— BEGIN TEXT EXTRACT —

Hello all,
Well, I'm not sure what I did.
1999 S70 135k. Radiator blew when my kid had it out of town. Towed it to a local shop there I've know for years. They replaced the radiator. They said they though the water pump was going bad. I drove it home and today I replaced the water pump. I thought the timing belt had been replaced recently, but upon further inspection, probably had not been changed since 72k. So today, I just replaced the water pump with thoughts of doing the timing belt soon. I followed these posts here for water pump, timing and tensioner here...

— END TEXT EXTRACT —

→ **WRITTEN INSTRUCTION 1**: Reproduce verbatim the section of the S70 repair post that opens with the words "1999 S70 135k." and closes with "and tensioner here...".
→ **WRITTEN INSTRUCTION 2**:
Using the S70 repair post, answer these:
(a) What mileage does the car have?
(b) Which part blew while the writer's kid had the car out of town?
(c) At what mileage was the timing belt probably last changed?

— BEGIN RECORDED DATA —

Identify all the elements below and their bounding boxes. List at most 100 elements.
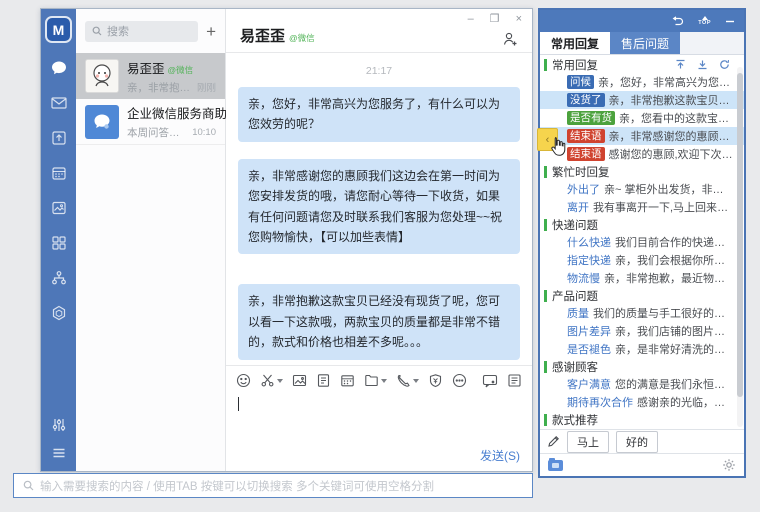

— END RECORDED DATA —

→ **WRITTEN ANSWER 1**:
1999 S70 135k. Radiator blew when my kid had it out of town. Towed it to a local shop there I've know for years. They replaced the radiator. They said they though the water pump was going bad. I drove it home and today I replaced the water pump. I thought the timing belt had been replaced recently, but upon further inspection, probably had not been changed since 72k. So today, I just replaced the water pump with thoughts of doing the timing belt soon. I followed these posts here for water pump, timing and tensioner here...

→ **WRITTEN ANSWER 2**:
(a) 135k
(b) The radiator
(c) 72k